Stated task: Copy everything in the data below exactly except the pictures.

>> Begin Records provided

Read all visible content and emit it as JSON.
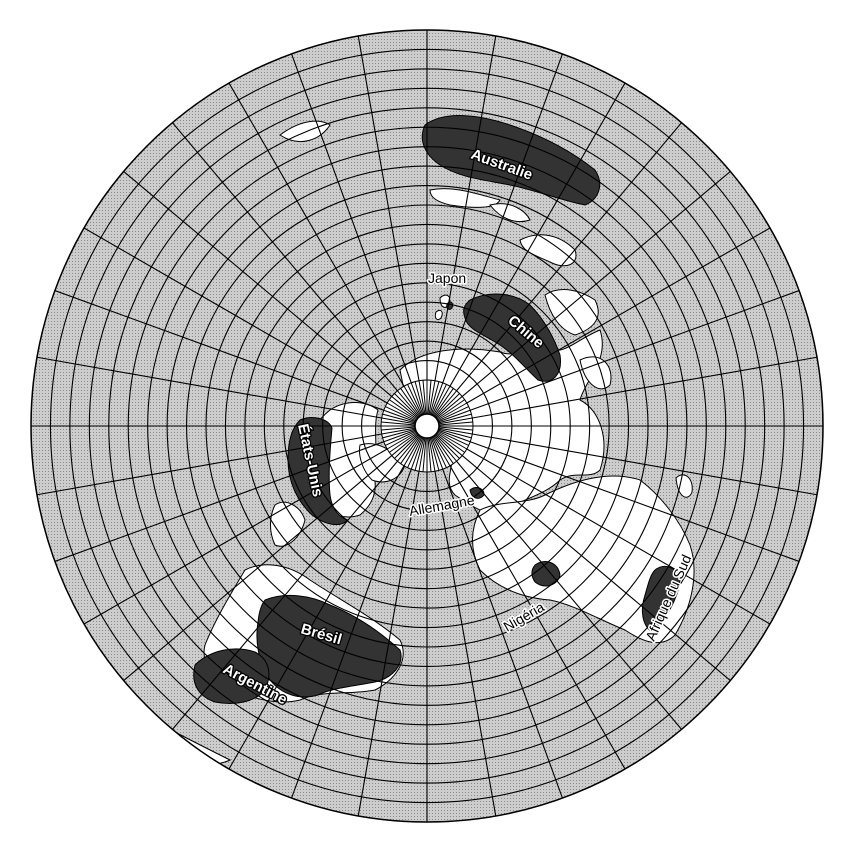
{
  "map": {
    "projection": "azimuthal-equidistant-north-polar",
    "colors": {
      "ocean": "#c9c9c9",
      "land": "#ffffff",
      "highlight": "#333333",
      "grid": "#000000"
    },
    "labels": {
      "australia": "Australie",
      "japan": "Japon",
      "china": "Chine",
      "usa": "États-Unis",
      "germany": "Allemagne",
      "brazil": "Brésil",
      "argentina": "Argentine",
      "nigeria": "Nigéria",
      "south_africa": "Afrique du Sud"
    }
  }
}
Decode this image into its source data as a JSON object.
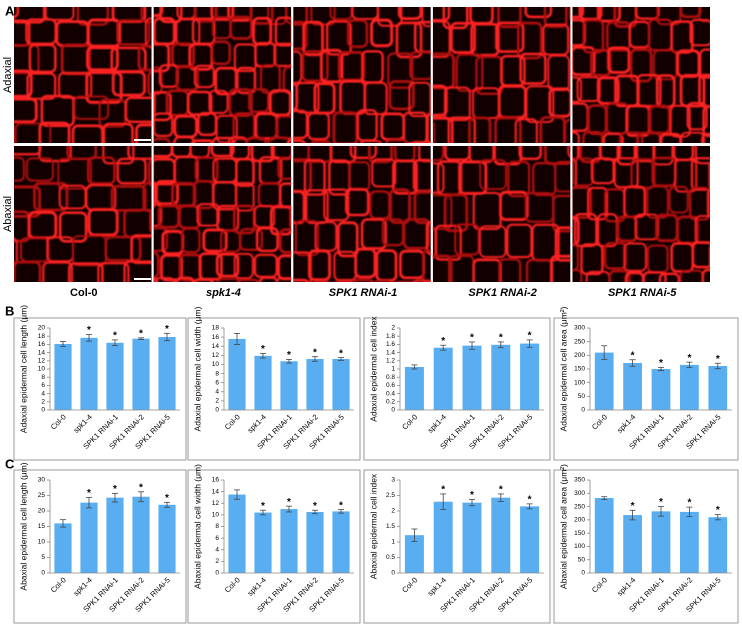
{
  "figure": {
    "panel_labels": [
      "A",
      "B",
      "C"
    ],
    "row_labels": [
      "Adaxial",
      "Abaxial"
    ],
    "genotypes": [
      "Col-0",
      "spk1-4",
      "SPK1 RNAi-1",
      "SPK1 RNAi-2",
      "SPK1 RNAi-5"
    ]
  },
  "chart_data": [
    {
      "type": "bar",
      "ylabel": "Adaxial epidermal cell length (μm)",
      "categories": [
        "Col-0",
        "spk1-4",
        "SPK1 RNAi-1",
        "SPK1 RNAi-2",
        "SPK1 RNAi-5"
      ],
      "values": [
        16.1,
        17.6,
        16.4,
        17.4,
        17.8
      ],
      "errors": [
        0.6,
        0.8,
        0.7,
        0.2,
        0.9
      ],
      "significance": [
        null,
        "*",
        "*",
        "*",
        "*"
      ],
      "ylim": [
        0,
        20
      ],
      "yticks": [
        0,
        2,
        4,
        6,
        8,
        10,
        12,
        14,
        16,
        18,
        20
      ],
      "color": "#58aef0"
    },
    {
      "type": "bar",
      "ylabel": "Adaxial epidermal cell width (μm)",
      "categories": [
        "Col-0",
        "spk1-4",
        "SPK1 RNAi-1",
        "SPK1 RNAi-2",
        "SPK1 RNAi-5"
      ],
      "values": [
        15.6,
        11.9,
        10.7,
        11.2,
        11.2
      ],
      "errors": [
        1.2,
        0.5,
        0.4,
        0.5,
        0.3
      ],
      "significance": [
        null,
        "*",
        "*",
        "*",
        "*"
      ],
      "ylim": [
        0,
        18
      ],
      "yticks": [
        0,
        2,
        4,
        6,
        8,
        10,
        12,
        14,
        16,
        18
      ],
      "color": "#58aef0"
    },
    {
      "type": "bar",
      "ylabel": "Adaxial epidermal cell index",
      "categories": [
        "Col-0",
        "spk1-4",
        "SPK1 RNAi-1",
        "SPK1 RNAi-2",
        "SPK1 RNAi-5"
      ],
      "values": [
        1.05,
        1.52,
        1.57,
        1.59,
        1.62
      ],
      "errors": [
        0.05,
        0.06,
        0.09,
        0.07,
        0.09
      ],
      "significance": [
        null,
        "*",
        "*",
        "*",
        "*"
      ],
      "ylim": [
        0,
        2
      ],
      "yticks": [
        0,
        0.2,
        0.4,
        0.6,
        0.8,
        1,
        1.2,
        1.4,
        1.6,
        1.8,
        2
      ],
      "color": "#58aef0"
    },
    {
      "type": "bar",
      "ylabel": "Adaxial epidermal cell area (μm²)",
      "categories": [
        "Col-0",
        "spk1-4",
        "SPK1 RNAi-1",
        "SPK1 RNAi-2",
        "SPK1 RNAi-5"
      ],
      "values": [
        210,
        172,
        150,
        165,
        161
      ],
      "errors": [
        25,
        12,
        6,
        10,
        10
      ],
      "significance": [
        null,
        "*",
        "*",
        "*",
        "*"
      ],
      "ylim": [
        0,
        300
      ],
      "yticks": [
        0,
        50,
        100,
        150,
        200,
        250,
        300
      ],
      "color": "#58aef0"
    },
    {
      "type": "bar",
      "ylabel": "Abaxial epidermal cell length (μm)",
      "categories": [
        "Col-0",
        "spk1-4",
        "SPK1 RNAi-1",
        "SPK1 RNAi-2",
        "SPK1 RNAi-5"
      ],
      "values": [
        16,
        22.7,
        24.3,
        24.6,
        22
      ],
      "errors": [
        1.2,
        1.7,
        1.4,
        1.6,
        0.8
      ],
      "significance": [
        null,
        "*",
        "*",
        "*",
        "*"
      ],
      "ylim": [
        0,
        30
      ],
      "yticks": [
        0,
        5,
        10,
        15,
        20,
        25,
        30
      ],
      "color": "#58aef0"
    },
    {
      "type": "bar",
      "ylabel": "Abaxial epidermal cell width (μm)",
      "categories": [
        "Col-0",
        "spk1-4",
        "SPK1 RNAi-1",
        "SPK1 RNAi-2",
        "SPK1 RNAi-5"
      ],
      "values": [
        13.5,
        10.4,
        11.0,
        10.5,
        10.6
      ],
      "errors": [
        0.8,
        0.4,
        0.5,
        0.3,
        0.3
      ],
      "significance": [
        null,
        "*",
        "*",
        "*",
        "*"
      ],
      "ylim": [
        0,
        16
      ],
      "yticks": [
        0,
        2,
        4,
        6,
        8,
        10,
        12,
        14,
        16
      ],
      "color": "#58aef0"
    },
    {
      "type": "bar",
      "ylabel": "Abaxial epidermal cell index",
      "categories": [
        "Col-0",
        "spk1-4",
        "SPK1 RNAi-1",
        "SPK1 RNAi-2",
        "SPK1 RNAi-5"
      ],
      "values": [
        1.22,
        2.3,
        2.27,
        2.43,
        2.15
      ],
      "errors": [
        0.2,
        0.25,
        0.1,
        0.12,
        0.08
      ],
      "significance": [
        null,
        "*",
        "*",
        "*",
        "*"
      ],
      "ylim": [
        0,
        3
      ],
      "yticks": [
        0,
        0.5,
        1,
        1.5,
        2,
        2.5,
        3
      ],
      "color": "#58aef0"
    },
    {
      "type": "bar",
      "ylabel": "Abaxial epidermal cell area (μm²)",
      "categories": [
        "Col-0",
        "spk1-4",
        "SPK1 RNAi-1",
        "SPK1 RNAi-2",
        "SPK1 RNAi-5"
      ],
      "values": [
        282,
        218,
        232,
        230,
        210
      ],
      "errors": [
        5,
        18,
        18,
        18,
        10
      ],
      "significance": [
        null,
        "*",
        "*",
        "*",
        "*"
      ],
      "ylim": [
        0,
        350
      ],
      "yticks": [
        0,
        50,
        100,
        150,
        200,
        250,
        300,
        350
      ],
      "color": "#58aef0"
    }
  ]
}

>> End Records provided

Finished task:
Read all visible content and emit it as JSON.
{
  "map": {
    "projection": "azimuthal-equidistant-north-polar",
    "colors": {
      "ocean": "#c9c9c9",
      "land": "#ffffff",
      "highlight": "#333333",
      "grid": "#000000"
    },
    "labels": {
      "australia": "Australie",
      "japan": "Japon",
      "china": "Chine",
      "usa": "États-Unis",
      "germany": "Allemagne",
      "brazil": "Brésil",
      "argentina": "Argentine",
      "nigeria": "Nigéria",
      "south_africa": "Afrique du Sud"
    }
  }
}
Decode this image into its source data as a JSON object.
{
  "figure": {
    "panel_labels": [
      "A",
      "B",
      "C"
    ],
    "row_labels": [
      "Adaxial",
      "Abaxial"
    ],
    "genotypes": [
      "Col-0",
      "spk1-4",
      "SPK1 RNAi-1",
      "SPK1 RNAi-2",
      "SPK1 RNAi-5"
    ]
  },
  "chart_data": [
    {
      "type": "bar",
      "ylabel": "Adaxial epidermal cell length (μm)",
      "categories": [
        "Col-0",
        "spk1-4",
        "SPK1 RNAi-1",
        "SPK1 RNAi-2",
        "SPK1 RNAi-5"
      ],
      "values": [
        16.1,
        17.6,
        16.4,
        17.4,
        17.8
      ],
      "errors": [
        0.6,
        0.8,
        0.7,
        0.2,
        0.9
      ],
      "significance": [
        null,
        "*",
        "*",
        "*",
        "*"
      ],
      "ylim": [
        0,
        20
      ],
      "yticks": [
        0,
        2,
        4,
        6,
        8,
        10,
        12,
        14,
        16,
        18,
        20
      ],
      "color": "#58aef0"
    },
    {
      "type": "bar",
      "ylabel": "Adaxial epidermal cell width (μm)",
      "categories": [
        "Col-0",
        "spk1-4",
        "SPK1 RNAi-1",
        "SPK1 RNAi-2",
        "SPK1 RNAi-5"
      ],
      "values": [
        15.6,
        11.9,
        10.7,
        11.2,
        11.2
      ],
      "errors": [
        1.2,
        0.5,
        0.4,
        0.5,
        0.3
      ],
      "significance": [
        null,
        "*",
        "*",
        "*",
        "*"
      ],
      "ylim": [
        0,
        18
      ],
      "yticks": [
        0,
        2,
        4,
        6,
        8,
        10,
        12,
        14,
        16,
        18
      ],
      "color": "#58aef0"
    },
    {
      "type": "bar",
      "ylabel": "Adaxial epidermal cell index",
      "categories": [
        "Col-0",
        "spk1-4",
        "SPK1 RNAi-1",
        "SPK1 RNAi-2",
        "SPK1 RNAi-5"
      ],
      "values": [
        1.05,
        1.52,
        1.57,
        1.59,
        1.62
      ],
      "errors": [
        0.05,
        0.06,
        0.09,
        0.07,
        0.09
      ],
      "significance": [
        null,
        "*",
        "*",
        "*",
        "*"
      ],
      "ylim": [
        0,
        2
      ],
      "yticks": [
        0,
        0.2,
        0.4,
        0.6,
        0.8,
        1,
        1.2,
        1.4,
        1.6,
        1.8,
        2
      ],
      "color": "#58aef0"
    },
    {
      "type": "bar",
      "ylabel": "Adaxial epidermal cell area (μm²)",
      "categories": [
        "Col-0",
        "spk1-4",
        "SPK1 RNAi-1",
        "SPK1 RNAi-2",
        "SPK1 RNAi-5"
      ],
      "values": [
        210,
        172,
        150,
        165,
        161
      ],
      "errors": [
        25,
        12,
        6,
        10,
        10
      ],
      "significance": [
        null,
        "*",
        "*",
        "*",
        "*"
      ],
      "ylim": [
        0,
        300
      ],
      "yticks": [
        0,
        50,
        100,
        150,
        200,
        250,
        300
      ],
      "color": "#58aef0"
    },
    {
      "type": "bar",
      "ylabel": "Abaxial epidermal cell length (μm)",
      "categories": [
        "Col-0",
        "spk1-4",
        "SPK1 RNAi-1",
        "SPK1 RNAi-2",
        "SPK1 RNAi-5"
      ],
      "values": [
        16,
        22.7,
        24.3,
        24.6,
        22
      ],
      "errors": [
        1.2,
        1.7,
        1.4,
        1.6,
        0.8
      ],
      "significance": [
        null,
        "*",
        "*",
        "*",
        "*"
      ],
      "ylim": [
        0,
        30
      ],
      "yticks": [
        0,
        5,
        10,
        15,
        20,
        25,
        30
      ],
      "color": "#58aef0"
    },
    {
      "type": "bar",
      "ylabel": "Abaxial epidermal cell width (μm)",
      "categories": [
        "Col-0",
        "spk1-4",
        "SPK1 RNAi-1",
        "SPK1 RNAi-2",
        "SPK1 RNAi-5"
      ],
      "values": [
        13.5,
        10.4,
        11.0,
        10.5,
        10.6
      ],
      "errors": [
        0.8,
        0.4,
        0.5,
        0.3,
        0.3
      ],
      "significance": [
        null,
        "*",
        "*",
        "*",
        "*"
      ],
      "ylim": [
        0,
        16
      ],
      "yticks": [
        0,
        2,
        4,
        6,
        8,
        10,
        12,
        14,
        16
      ],
      "color": "#58aef0"
    },
    {
      "type": "bar",
      "ylabel": "Abaxial epidermal cell index",
      "categories": [
        "Col-0",
        "spk1-4",
        "SPK1 RNAi-1",
        "SPK1 RNAi-2",
        "SPK1 RNAi-5"
      ],
      "values": [
        1.22,
        2.3,
        2.27,
        2.43,
        2.15
      ],
      "errors": [
        0.2,
        0.25,
        0.1,
        0.12,
        0.08
      ],
      "significance": [
        null,
        "*",
        "*",
        "*",
        "*"
      ],
      "ylim": [
        0,
        3
      ],
      "yticks": [
        0,
        0.5,
        1,
        1.5,
        2,
        2.5,
        3
      ],
      "color": "#58aef0"
    },
    {
      "type": "bar",
      "ylabel": "Abaxial epidermal cell area (μm²)",
      "categories": [
        "Col-0",
        "spk1-4",
        "SPK1 RNAi-1",
        "SPK1 RNAi-2",
        "SPK1 RNAi-5"
      ],
      "values": [
        282,
        218,
        232,
        230,
        210
      ],
      "errors": [
        5,
        18,
        18,
        18,
        10
      ],
      "significance": [
        null,
        "*",
        "*",
        "*",
        "*"
      ],
      "ylim": [
        0,
        350
      ],
      "yticks": [
        0,
        50,
        100,
        150,
        200,
        250,
        300,
        350
      ],
      "color": "#58aef0"
    }
  ]
}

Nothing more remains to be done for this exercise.